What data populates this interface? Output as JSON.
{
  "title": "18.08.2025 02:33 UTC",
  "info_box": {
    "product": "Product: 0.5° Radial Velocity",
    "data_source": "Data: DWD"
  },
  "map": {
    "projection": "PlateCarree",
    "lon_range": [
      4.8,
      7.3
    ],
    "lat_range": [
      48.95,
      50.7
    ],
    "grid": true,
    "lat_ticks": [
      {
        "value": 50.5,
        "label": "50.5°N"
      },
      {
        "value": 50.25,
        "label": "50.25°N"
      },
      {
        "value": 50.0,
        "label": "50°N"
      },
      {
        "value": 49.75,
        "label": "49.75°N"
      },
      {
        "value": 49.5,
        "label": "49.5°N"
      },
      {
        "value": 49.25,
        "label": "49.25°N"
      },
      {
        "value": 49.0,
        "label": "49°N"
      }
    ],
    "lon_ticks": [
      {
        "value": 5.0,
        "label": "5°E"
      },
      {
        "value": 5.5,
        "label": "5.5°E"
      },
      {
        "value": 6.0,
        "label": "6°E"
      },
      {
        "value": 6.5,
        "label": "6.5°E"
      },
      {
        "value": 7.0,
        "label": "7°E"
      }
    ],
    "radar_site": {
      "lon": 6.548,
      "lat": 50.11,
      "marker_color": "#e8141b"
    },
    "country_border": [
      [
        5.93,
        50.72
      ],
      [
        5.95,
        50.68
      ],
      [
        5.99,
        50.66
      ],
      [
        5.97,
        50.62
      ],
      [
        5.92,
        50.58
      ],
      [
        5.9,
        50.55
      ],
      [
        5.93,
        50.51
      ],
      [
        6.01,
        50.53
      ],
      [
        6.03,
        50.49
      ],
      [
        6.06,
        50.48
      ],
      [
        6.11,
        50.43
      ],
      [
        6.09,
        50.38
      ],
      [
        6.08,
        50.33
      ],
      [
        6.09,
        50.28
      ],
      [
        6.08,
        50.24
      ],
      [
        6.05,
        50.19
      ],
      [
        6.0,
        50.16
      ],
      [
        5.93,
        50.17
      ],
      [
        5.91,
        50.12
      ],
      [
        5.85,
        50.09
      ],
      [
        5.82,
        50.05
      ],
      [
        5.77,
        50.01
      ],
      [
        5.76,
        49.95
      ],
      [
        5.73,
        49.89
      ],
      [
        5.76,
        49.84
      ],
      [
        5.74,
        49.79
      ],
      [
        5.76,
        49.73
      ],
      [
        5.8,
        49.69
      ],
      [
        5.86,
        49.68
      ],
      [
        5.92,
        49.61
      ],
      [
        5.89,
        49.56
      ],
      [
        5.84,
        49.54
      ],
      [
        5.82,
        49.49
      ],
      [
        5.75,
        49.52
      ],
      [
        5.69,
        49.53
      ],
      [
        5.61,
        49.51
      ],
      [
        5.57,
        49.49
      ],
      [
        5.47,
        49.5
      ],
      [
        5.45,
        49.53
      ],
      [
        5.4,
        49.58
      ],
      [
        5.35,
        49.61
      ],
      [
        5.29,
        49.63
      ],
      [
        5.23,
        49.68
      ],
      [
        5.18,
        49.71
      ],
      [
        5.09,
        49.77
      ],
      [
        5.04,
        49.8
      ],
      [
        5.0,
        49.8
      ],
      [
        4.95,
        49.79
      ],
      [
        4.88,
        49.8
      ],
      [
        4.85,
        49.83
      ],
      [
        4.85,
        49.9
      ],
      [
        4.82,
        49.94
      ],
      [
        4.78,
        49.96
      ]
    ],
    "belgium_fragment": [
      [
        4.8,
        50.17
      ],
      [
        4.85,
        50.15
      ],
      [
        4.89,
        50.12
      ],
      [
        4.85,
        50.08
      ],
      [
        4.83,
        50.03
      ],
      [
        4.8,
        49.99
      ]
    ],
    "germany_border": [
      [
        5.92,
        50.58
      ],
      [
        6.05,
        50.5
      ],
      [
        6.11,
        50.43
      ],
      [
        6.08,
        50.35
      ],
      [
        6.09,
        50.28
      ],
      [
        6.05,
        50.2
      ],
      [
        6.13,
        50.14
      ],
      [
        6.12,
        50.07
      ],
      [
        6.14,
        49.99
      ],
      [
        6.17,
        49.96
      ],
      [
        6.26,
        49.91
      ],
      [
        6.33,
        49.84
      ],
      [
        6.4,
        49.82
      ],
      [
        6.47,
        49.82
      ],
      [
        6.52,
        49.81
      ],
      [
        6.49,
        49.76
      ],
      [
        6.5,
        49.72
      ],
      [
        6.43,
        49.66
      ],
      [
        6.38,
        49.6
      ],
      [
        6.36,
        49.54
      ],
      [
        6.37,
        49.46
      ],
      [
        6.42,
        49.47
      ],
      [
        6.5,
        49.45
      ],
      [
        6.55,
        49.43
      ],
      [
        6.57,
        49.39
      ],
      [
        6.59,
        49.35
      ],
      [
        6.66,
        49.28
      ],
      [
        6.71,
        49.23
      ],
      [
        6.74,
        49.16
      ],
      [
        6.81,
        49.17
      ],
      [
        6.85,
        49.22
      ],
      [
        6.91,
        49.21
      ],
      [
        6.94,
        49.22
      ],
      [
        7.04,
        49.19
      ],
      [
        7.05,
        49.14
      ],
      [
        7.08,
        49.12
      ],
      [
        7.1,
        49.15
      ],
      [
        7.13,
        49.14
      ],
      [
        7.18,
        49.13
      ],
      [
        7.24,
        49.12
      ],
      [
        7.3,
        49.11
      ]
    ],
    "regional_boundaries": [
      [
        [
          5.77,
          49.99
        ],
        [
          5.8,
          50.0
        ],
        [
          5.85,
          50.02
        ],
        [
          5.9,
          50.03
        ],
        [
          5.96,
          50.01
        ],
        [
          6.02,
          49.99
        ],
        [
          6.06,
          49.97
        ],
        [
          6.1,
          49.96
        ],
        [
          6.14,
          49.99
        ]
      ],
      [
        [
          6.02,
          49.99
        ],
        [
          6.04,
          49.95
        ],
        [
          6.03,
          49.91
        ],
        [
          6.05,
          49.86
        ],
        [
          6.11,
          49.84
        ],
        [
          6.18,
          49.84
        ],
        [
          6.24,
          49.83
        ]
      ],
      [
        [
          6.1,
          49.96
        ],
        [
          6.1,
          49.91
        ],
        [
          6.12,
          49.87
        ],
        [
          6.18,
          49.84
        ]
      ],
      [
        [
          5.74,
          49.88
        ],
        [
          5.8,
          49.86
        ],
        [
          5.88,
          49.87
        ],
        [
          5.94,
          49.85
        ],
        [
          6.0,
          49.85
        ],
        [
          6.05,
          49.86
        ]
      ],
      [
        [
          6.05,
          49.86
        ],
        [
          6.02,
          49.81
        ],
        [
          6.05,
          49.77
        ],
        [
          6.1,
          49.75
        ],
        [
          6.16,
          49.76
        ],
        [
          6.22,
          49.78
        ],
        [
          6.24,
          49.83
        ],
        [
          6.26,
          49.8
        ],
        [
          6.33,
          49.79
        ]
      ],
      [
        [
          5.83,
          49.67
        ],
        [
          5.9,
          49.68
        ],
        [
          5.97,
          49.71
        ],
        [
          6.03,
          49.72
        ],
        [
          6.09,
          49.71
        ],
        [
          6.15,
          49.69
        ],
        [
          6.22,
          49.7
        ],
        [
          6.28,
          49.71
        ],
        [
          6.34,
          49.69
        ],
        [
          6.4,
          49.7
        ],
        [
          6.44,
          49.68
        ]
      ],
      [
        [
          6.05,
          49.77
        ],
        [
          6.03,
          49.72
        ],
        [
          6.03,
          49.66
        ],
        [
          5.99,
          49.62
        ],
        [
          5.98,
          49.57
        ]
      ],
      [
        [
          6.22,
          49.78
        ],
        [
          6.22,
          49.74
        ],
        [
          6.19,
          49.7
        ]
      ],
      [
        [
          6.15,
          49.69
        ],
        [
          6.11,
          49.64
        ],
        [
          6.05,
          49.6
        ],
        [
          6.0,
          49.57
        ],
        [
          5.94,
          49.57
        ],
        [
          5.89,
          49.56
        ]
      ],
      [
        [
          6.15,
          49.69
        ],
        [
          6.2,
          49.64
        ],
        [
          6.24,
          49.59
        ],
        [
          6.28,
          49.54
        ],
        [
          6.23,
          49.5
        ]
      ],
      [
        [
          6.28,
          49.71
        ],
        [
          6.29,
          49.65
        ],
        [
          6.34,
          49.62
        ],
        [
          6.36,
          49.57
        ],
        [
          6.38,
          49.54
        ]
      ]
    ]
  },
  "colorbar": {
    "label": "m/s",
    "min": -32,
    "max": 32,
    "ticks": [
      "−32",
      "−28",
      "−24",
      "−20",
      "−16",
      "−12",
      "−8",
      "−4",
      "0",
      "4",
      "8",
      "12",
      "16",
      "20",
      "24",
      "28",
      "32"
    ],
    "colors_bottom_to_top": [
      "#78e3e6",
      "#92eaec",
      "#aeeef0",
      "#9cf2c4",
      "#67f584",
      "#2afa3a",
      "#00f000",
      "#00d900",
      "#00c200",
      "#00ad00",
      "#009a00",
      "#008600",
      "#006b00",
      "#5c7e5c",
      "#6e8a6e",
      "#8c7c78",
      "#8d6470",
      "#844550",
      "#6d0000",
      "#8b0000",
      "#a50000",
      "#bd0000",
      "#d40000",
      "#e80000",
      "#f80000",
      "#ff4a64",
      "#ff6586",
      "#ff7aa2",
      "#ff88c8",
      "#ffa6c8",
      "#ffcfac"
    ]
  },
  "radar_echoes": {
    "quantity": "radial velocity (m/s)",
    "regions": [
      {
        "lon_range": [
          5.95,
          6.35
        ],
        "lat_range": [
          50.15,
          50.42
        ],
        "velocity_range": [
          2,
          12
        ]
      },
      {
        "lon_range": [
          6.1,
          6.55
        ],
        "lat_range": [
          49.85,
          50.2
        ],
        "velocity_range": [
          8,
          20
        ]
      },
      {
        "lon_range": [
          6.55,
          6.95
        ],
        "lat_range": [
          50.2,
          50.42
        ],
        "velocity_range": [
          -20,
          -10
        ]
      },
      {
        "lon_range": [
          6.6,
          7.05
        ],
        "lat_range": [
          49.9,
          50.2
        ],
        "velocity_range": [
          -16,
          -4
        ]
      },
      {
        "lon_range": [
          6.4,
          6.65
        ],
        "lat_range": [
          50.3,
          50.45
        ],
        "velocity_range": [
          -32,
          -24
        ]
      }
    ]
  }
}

### What to produce
Only the count is wanted: report how many lines of the material above hold the word "value".

### Task output
12